Records from a collection of figures -
━━━━━━━━━━━━━━━━

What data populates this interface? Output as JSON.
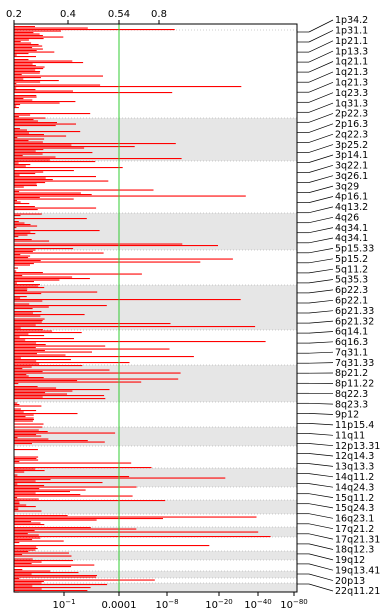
{
  "chart_data": {
    "type": "bar",
    "orientation": "horizontal",
    "title": "",
    "xlabel": "",
    "ylabel": "",
    "top_axis": {
      "ticks": [
        {
          "value": 0.2,
          "label": "0.2"
        },
        {
          "value": 0.4,
          "label": "0.4"
        },
        {
          "value": 0.54,
          "label": "0.54"
        },
        {
          "value": 0.8,
          "label": "0.8"
        }
      ]
    },
    "bottom_axis": {
      "scale": "log p-value",
      "ticks": [
        {
          "exponent": -1,
          "label": "10^-1",
          "base": "10",
          "sup": "−1"
        },
        {
          "exponent": -4,
          "label": "0.0001",
          "base": "0.0001",
          "sup": ""
        },
        {
          "exponent": -8,
          "label": "10^-8",
          "base": "10",
          "sup": "−8"
        },
        {
          "exponent": -20,
          "label": "10^-20",
          "base": "10",
          "sup": "−20"
        },
        {
          "exponent": -40,
          "label": "10^-40",
          "base": "10",
          "sup": "−40"
        },
        {
          "exponent": -80,
          "label": "10^-80",
          "base": "10",
          "sup": "−80"
        }
      ]
    },
    "threshold": {
      "value": 0.54,
      "color": "#33cc33"
    },
    "bar_color": "#ff0000",
    "band_color": "#e6e6e6",
    "grid": "dotted row separators",
    "cytobands": [
      "1p34.2",
      "1p31.1",
      "1p21.1",
      "1p13.3",
      "1q21.1",
      "1q21.3",
      "1q21.3",
      "1q23.3",
      "1q31.3",
      "2p22.3",
      "2p16.3",
      "2q22.3",
      "3p25.2",
      "3p14.1",
      "3q22.1",
      "3q26.1",
      "3q29",
      "4p16.1",
      "4q13.2",
      "4q26",
      "4q34.1",
      "4q34.1",
      "5p15.33",
      "5p15.2",
      "5q11.2",
      "5q35.3",
      "6p22.3",
      "6p22.1",
      "6p21.33",
      "6p21.32",
      "6q14.1",
      "6q16.3",
      "7q31.1",
      "7q31.33",
      "8p21.2",
      "8p11.22",
      "8q22.3",
      "8q23.3",
      "9p12",
      "11p15.4",
      "11q11",
      "12p13.31",
      "12q14.3",
      "13q13.3",
      "14q11.2",
      "14q24.3",
      "15q11.2",
      "15q24.3",
      "16q23.1",
      "17q21.2",
      "17q21.31",
      "18q12.3",
      "19q12",
      "19q13.41",
      "20p13",
      "22q11.21"
    ],
    "chromosome_bands": [
      {
        "chrom": "1",
        "y_start": 30,
        "y_end": 118,
        "shaded": false
      },
      {
        "chrom": "2",
        "y_start": 118,
        "y_end": 161,
        "shaded": true
      },
      {
        "chrom": "3",
        "y_start": 161,
        "y_end": 213,
        "shaded": false
      },
      {
        "chrom": "4",
        "y_start": 213,
        "y_end": 250,
        "shaded": true
      },
      {
        "chrom": "5",
        "y_start": 250,
        "y_end": 285,
        "shaded": false
      },
      {
        "chrom": "6",
        "y_start": 285,
        "y_end": 330,
        "shaded": true
      },
      {
        "chrom": "7",
        "y_start": 330,
        "y_end": 365,
        "shaded": false
      },
      {
        "chrom": "8",
        "y_start": 365,
        "y_end": 402,
        "shaded": true
      },
      {
        "chrom": "9",
        "y_start": 402,
        "y_end": 427,
        "shaded": false
      },
      {
        "chrom": "10",
        "y_start": 427,
        "y_end": 446,
        "shaded": true
      },
      {
        "chrom": "11",
        "y_start": 446,
        "y_end": 468,
        "shaded": false
      },
      {
        "chrom": "12",
        "y_start": 468,
        "y_end": 487,
        "shaded": true
      },
      {
        "chrom": "13",
        "y_start": 487,
        "y_end": 500,
        "shaded": false
      },
      {
        "chrom": "14",
        "y_start": 500,
        "y_end": 514,
        "shaded": true
      },
      {
        "chrom": "15",
        "y_start": 514,
        "y_end": 527,
        "shaded": false
      },
      {
        "chrom": "16",
        "y_start": 527,
        "y_end": 537,
        "shaded": true
      },
      {
        "chrom": "17",
        "y_start": 537,
        "y_end": 551,
        "shaded": false
      },
      {
        "chrom": "18",
        "y_start": 551,
        "y_end": 560,
        "shaded": true
      },
      {
        "chrom": "19",
        "y_start": 560,
        "y_end": 571,
        "shaded": false
      },
      {
        "chrom": "20",
        "y_start": 571,
        "y_end": 578,
        "shaded": true
      },
      {
        "chrom": "21",
        "y_start": 578,
        "y_end": 583,
        "shaded": false
      },
      {
        "chrom": "22",
        "y_start": 583,
        "y_end": 592,
        "shaded": true
      }
    ]
  }
}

━━━━━━━━━━━━━━━━

Exercise -
Your copy should match the entries exactly, minus the pictures.

Exercise solution -
What data populates this interface? Output as JSON.
{
  "chart_data": {
    "type": "bar",
    "orientation": "horizontal",
    "title": "",
    "xlabel": "",
    "ylabel": "",
    "top_axis": {
      "ticks": [
        {
          "value": 0.2,
          "label": "0.2"
        },
        {
          "value": 0.4,
          "label": "0.4"
        },
        {
          "value": 0.54,
          "label": "0.54"
        },
        {
          "value": 0.8,
          "label": "0.8"
        }
      ]
    },
    "bottom_axis": {
      "scale": "log p-value",
      "ticks": [
        {
          "exponent": -1,
          "label": "10^-1",
          "base": "10",
          "sup": "−1"
        },
        {
          "exponent": -4,
          "label": "0.0001",
          "base": "0.0001",
          "sup": ""
        },
        {
          "exponent": -8,
          "label": "10^-8",
          "base": "10",
          "sup": "−8"
        },
        {
          "exponent": -20,
          "label": "10^-20",
          "base": "10",
          "sup": "−20"
        },
        {
          "exponent": -40,
          "label": "10^-40",
          "base": "10",
          "sup": "−40"
        },
        {
          "exponent": -80,
          "label": "10^-80",
          "base": "10",
          "sup": "−80"
        }
      ]
    },
    "threshold": {
      "value": 0.54,
      "color": "#33cc33"
    },
    "bar_color": "#ff0000",
    "band_color": "#e6e6e6",
    "grid": "dotted row separators",
    "cytobands": [
      "1p34.2",
      "1p31.1",
      "1p21.1",
      "1p13.3",
      "1q21.1",
      "1q21.3",
      "1q21.3",
      "1q23.3",
      "1q31.3",
      "2p22.3",
      "2p16.3",
      "2q22.3",
      "3p25.2",
      "3p14.1",
      "3q22.1",
      "3q26.1",
      "3q29",
      "4p16.1",
      "4q13.2",
      "4q26",
      "4q34.1",
      "4q34.1",
      "5p15.33",
      "5p15.2",
      "5q11.2",
      "5q35.3",
      "6p22.3",
      "6p22.1",
      "6p21.33",
      "6p21.32",
      "6q14.1",
      "6q16.3",
      "7q31.1",
      "7q31.33",
      "8p21.2",
      "8p11.22",
      "8q22.3",
      "8q23.3",
      "9p12",
      "11p15.4",
      "11q11",
      "12p13.31",
      "12q14.3",
      "13q13.3",
      "14q11.2",
      "14q24.3",
      "15q11.2",
      "15q24.3",
      "16q23.1",
      "17q21.2",
      "17q21.31",
      "18q12.3",
      "19q12",
      "19q13.41",
      "20p13",
      "22q11.21"
    ],
    "chromosome_bands": [
      {
        "chrom": "1",
        "y_start": 30,
        "y_end": 118,
        "shaded": false
      },
      {
        "chrom": "2",
        "y_start": 118,
        "y_end": 161,
        "shaded": true
      },
      {
        "chrom": "3",
        "y_start": 161,
        "y_end": 213,
        "shaded": false
      },
      {
        "chrom": "4",
        "y_start": 213,
        "y_end": 250,
        "shaded": true
      },
      {
        "chrom": "5",
        "y_start": 250,
        "y_end": 285,
        "shaded": false
      },
      {
        "chrom": "6",
        "y_start": 285,
        "y_end": 330,
        "shaded": true
      },
      {
        "chrom": "7",
        "y_start": 330,
        "y_end": 365,
        "shaded": false
      },
      {
        "chrom": "8",
        "y_start": 365,
        "y_end": 402,
        "shaded": true
      },
      {
        "chrom": "9",
        "y_start": 402,
        "y_end": 427,
        "shaded": false
      },
      {
        "chrom": "10",
        "y_start": 427,
        "y_end": 446,
        "shaded": true
      },
      {
        "chrom": "11",
        "y_start": 446,
        "y_end": 468,
        "shaded": false
      },
      {
        "chrom": "12",
        "y_start": 468,
        "y_end": 487,
        "shaded": true
      },
      {
        "chrom": "13",
        "y_start": 487,
        "y_end": 500,
        "shaded": false
      },
      {
        "chrom": "14",
        "y_start": 500,
        "y_end": 514,
        "shaded": true
      },
      {
        "chrom": "15",
        "y_start": 514,
        "y_end": 527,
        "shaded": false
      },
      {
        "chrom": "16",
        "y_start": 527,
        "y_end": 537,
        "shaded": true
      },
      {
        "chrom": "17",
        "y_start": 537,
        "y_end": 551,
        "shaded": false
      },
      {
        "chrom": "18",
        "y_start": 551,
        "y_end": 560,
        "shaded": true
      },
      {
        "chrom": "19",
        "y_start": 560,
        "y_end": 571,
        "shaded": false
      },
      {
        "chrom": "20",
        "y_start": 571,
        "y_end": 578,
        "shaded": true
      },
      {
        "chrom": "21",
        "y_start": 578,
        "y_end": 583,
        "shaded": false
      },
      {
        "chrom": "22",
        "y_start": 583,
        "y_end": 592,
        "shaded": true
      }
    ]
  }
}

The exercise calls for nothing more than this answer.